** Begin RECORD EXCERPTS **
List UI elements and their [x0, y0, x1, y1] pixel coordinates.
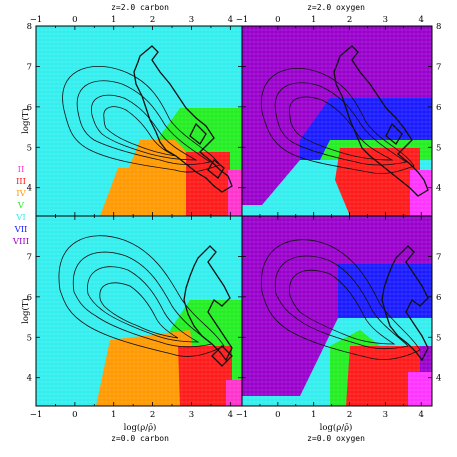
y-tick-label: 6 [27, 293, 32, 303]
y-tick-label: 8 [27, 22, 32, 32]
y-tick-label: 4 [27, 374, 32, 384]
x-tick-label: 2 [150, 15, 155, 25]
y-tick-label: 7 [27, 62, 32, 72]
y-tick-label: 4 [436, 184, 441, 194]
xlabel-right: log(ρ/ρ̄) [320, 422, 353, 433]
ylabel-top: log(T) [20, 108, 31, 134]
title-z2-oxygen: z=2.0 oxygen [307, 3, 365, 12]
x-tick-label: 1 [111, 410, 116, 420]
subtitle-z0-carbon: z=0.0 carbon [111, 434, 169, 443]
y-tick-label: 5 [436, 143, 441, 153]
x-tick-label: 2 [150, 410, 155, 420]
y-tick-label: 6 [436, 293, 441, 303]
y-tick-label: 8 [436, 22, 441, 32]
y-tick-label: 4 [27, 184, 32, 194]
title-z2-carbon: z=2.0 carbon [111, 3, 169, 12]
x-tick-label: −1 [236, 410, 249, 420]
x-tick-label: 4 [419, 410, 424, 420]
contours [260, 45, 429, 197]
panel-z0-carbon [36, 216, 242, 406]
tick-marks [35, 25, 432, 406]
panel-z0-oxygen [242, 216, 432, 406]
xlabel-left: log(ρ/ρ̄) [124, 422, 157, 433]
x-tick-label: 1 [311, 15, 316, 25]
x-tick-label: 2 [347, 15, 352, 25]
legend-item-III: III [16, 177, 26, 187]
ylabel-bottom: log(T) [20, 298, 31, 324]
legend-item-VI: VI [15, 213, 26, 223]
x-tick-label: 4 [228, 15, 233, 25]
x-tick-label: 0 [275, 410, 280, 420]
legend-item-VIII: VIII [12, 237, 29, 247]
y-tick-label: 7 [436, 62, 441, 72]
x-tick-label: 3 [383, 410, 388, 420]
x-tick-label: 1 [311, 410, 316, 420]
y-tick-label: 6 [27, 103, 32, 113]
y-tick-label: 4 [436, 374, 441, 384]
y-tick-label: 5 [27, 333, 32, 343]
x-tick-label: 0 [72, 15, 77, 25]
x-tick-label: −1 [236, 15, 249, 25]
x-tick-label: 4 [228, 410, 233, 420]
legend-item-II: II [18, 165, 25, 175]
x-tick-label: 4 [419, 15, 424, 25]
y-tick-label: 7 [436, 252, 441, 262]
x-tick-label: 1 [111, 15, 116, 25]
panel-z2-carbon [36, 26, 242, 216]
contours [260, 239, 429, 362]
y-tick-label: 5 [27, 143, 32, 153]
x-tick-label: 3 [189, 410, 194, 420]
y-tick-label: 7 [27, 252, 32, 262]
x-tick-label: −1 [30, 15, 43, 25]
x-tick-label: 0 [72, 410, 77, 420]
contours [62, 45, 233, 193]
y-tick-label: 6 [436, 103, 441, 113]
panel-z2-oxygen [242, 26, 432, 216]
contours [58, 235, 233, 367]
legend-item-VII: VII [14, 225, 28, 235]
legend-item-IV: IV [16, 189, 26, 199]
x-tick-label: 2 [347, 410, 352, 420]
x-tick-label: 0 [275, 15, 280, 25]
x-tick-label: −1 [30, 410, 43, 420]
y-tick-label: 5 [436, 333, 441, 343]
legend-item-V: V [17, 201, 25, 211]
x-tick-label: 3 [383, 15, 388, 25]
x-tick-label: 3 [189, 15, 194, 25]
subtitle-z0-oxygen: z=0.0 oxygen [307, 434, 365, 443]
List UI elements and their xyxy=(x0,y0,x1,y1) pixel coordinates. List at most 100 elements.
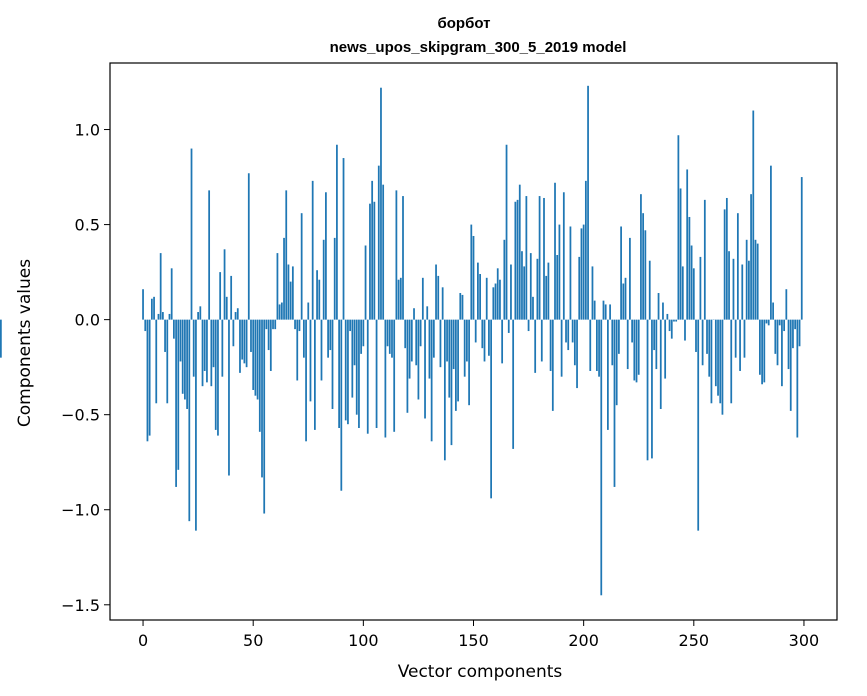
x-tick-label: 150 xyxy=(458,631,489,650)
bar xyxy=(320,319,323,381)
bar xyxy=(250,319,252,352)
bar xyxy=(164,319,166,352)
bar xyxy=(618,319,620,354)
bar xyxy=(576,319,578,389)
bar xyxy=(591,266,594,320)
bar xyxy=(670,319,673,339)
bar xyxy=(395,190,398,320)
bar xyxy=(609,304,611,320)
bar xyxy=(600,319,603,596)
bar xyxy=(578,256,581,320)
bar xyxy=(483,319,486,362)
bar xyxy=(263,319,266,514)
bar xyxy=(567,319,570,351)
bar xyxy=(329,319,332,351)
bar xyxy=(512,319,515,449)
bar xyxy=(443,319,446,461)
bar xyxy=(646,319,649,461)
bar xyxy=(448,319,451,398)
bar xyxy=(371,180,374,320)
bar xyxy=(373,201,376,320)
bar xyxy=(662,302,664,320)
bar xyxy=(521,251,523,320)
bar xyxy=(472,235,475,320)
bar xyxy=(474,319,477,343)
bar xyxy=(399,277,402,320)
bar xyxy=(507,319,510,333)
bar xyxy=(794,319,797,330)
bar xyxy=(280,302,283,320)
bar xyxy=(631,319,633,343)
bar xyxy=(677,135,680,320)
bar xyxy=(203,319,206,371)
bar xyxy=(562,192,565,320)
bar xyxy=(703,199,706,320)
bar xyxy=(344,319,347,421)
bar xyxy=(450,319,453,446)
bar xyxy=(435,264,437,320)
bar xyxy=(710,319,713,404)
bar xyxy=(150,298,153,320)
bar xyxy=(446,319,448,362)
bar xyxy=(695,319,697,352)
bar xyxy=(272,319,274,330)
bar xyxy=(485,277,488,320)
bar xyxy=(798,319,801,347)
x-axis-ticks: 0 50 100 150 200 250 300 xyxy=(138,620,819,650)
bar xyxy=(245,319,248,368)
bar xyxy=(424,319,426,419)
bar xyxy=(673,319,675,322)
bar xyxy=(692,268,695,320)
bar xyxy=(719,319,722,404)
bar xyxy=(723,209,726,320)
bar xyxy=(765,319,768,324)
bar xyxy=(466,319,468,362)
bar xyxy=(217,319,219,436)
bar xyxy=(613,319,616,487)
bar xyxy=(785,289,788,320)
bar xyxy=(382,184,385,320)
x-tick-label: 50 xyxy=(243,631,263,650)
bar xyxy=(362,319,365,347)
bar xyxy=(657,293,660,320)
bar xyxy=(386,319,389,347)
bar xyxy=(701,319,704,366)
bar xyxy=(459,293,462,320)
bar xyxy=(234,312,237,320)
bar xyxy=(697,319,700,531)
bar xyxy=(463,319,466,377)
bar xyxy=(675,319,678,322)
bar xyxy=(421,277,424,320)
bar xyxy=(525,196,528,320)
bar xyxy=(518,184,521,320)
bar xyxy=(543,197,545,320)
bar xyxy=(181,319,184,394)
bar xyxy=(752,110,755,320)
bar xyxy=(781,319,783,387)
bar xyxy=(388,319,391,354)
bar xyxy=(307,302,310,320)
x-tick-label: 0 xyxy=(138,631,148,650)
bar xyxy=(155,319,158,404)
bar xyxy=(532,296,534,320)
bar xyxy=(761,319,763,385)
bar xyxy=(714,319,717,387)
bar xyxy=(168,313,171,320)
bar xyxy=(173,319,175,339)
bar xyxy=(640,194,642,320)
bar xyxy=(725,197,728,320)
bar xyxy=(754,239,757,320)
bar xyxy=(159,253,162,320)
bar xyxy=(551,319,554,411)
x-axis-label: Vector components xyxy=(398,662,563,682)
bar xyxy=(267,319,270,351)
bar xyxy=(161,312,164,320)
bar xyxy=(166,319,169,404)
bar xyxy=(496,268,499,320)
bar xyxy=(730,319,733,404)
bar xyxy=(556,255,559,320)
bar xyxy=(190,148,193,320)
bar xyxy=(142,289,144,320)
bar xyxy=(622,283,625,320)
bar xyxy=(408,319,411,379)
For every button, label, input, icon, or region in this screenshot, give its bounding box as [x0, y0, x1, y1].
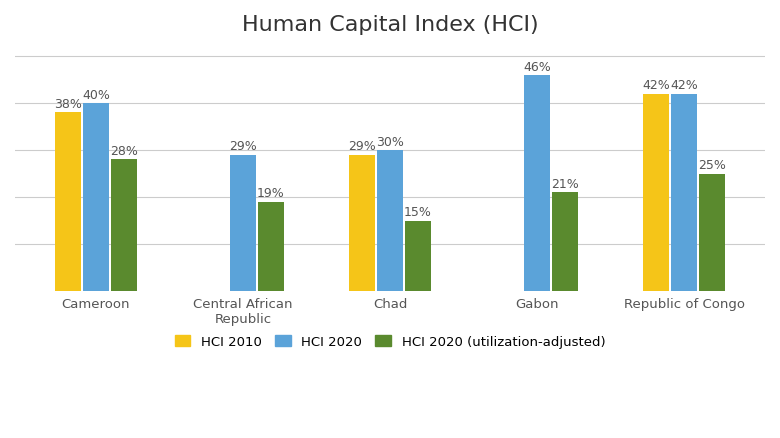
Bar: [699, 174, 725, 291]
Legend: HCI 2010, HCI 2020, HCI 2020 (utilization-adjusted): HCI 2010, HCI 2020, HCI 2020 (utilizatio…: [169, 329, 611, 353]
Text: 28%: 28%: [110, 145, 138, 158]
Text: 29%: 29%: [348, 140, 376, 153]
Bar: [349, 155, 375, 291]
Bar: [405, 221, 431, 291]
Text: 42%: 42%: [670, 79, 698, 92]
Text: 15%: 15%: [404, 206, 432, 219]
Bar: [55, 113, 81, 291]
Bar: [551, 193, 578, 291]
Text: 46%: 46%: [523, 60, 551, 73]
Text: 38%: 38%: [54, 98, 82, 111]
Text: 25%: 25%: [698, 159, 726, 172]
Bar: [377, 151, 403, 291]
Text: 29%: 29%: [229, 140, 257, 153]
Text: 19%: 19%: [257, 187, 285, 200]
Bar: [671, 95, 697, 291]
Bar: [111, 160, 137, 291]
Bar: [83, 104, 109, 291]
Text: 30%: 30%: [376, 135, 404, 148]
Bar: [229, 155, 256, 291]
Text: 21%: 21%: [551, 177, 579, 191]
Bar: [643, 95, 669, 291]
Text: 42%: 42%: [642, 79, 670, 92]
Text: 40%: 40%: [82, 88, 110, 102]
Title: Human Capital Index (HCI): Human Capital Index (HCI): [242, 15, 538, 35]
Bar: [257, 202, 284, 291]
Bar: [524, 76, 551, 291]
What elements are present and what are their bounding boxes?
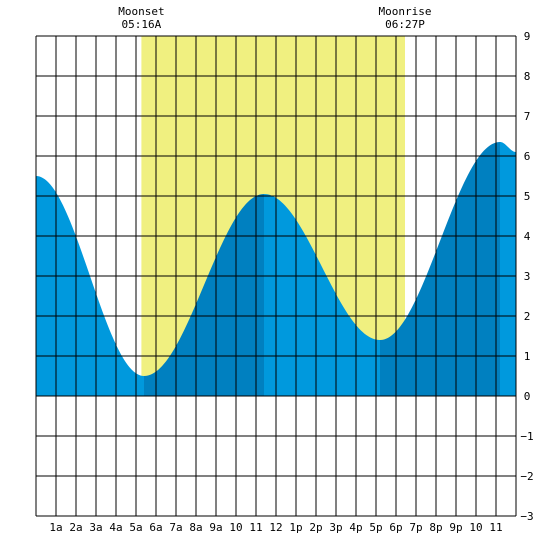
** End RECORD EXCERPTS **
STATED TASK: Can you give the lines starting at the one containing "Bar: [699, 174, 725, 291]" and ending at the one containing "Bar: [551, 193, 578, 291]" again, changing "Bar" to "Column" and leaving everything else in those lines as it is?

ANSWER TO THE TASK:
Column: [699, 174, 725, 291]
Legend: HCI 2010, HCI 2020, HCI 2020 (utilization-adjusted): HCI 2010, HCI 2020, HCI 2020 (utilizatio…: [169, 329, 611, 353]
Text: 28%: 28%: [110, 145, 138, 158]
Text: 29%: 29%: [348, 140, 376, 153]
Column: [349, 155, 375, 291]
Column: [405, 221, 431, 291]
Text: 42%: 42%: [670, 79, 698, 92]
Text: 15%: 15%: [404, 206, 432, 219]
Column: [55, 113, 81, 291]
Column: [551, 193, 578, 291]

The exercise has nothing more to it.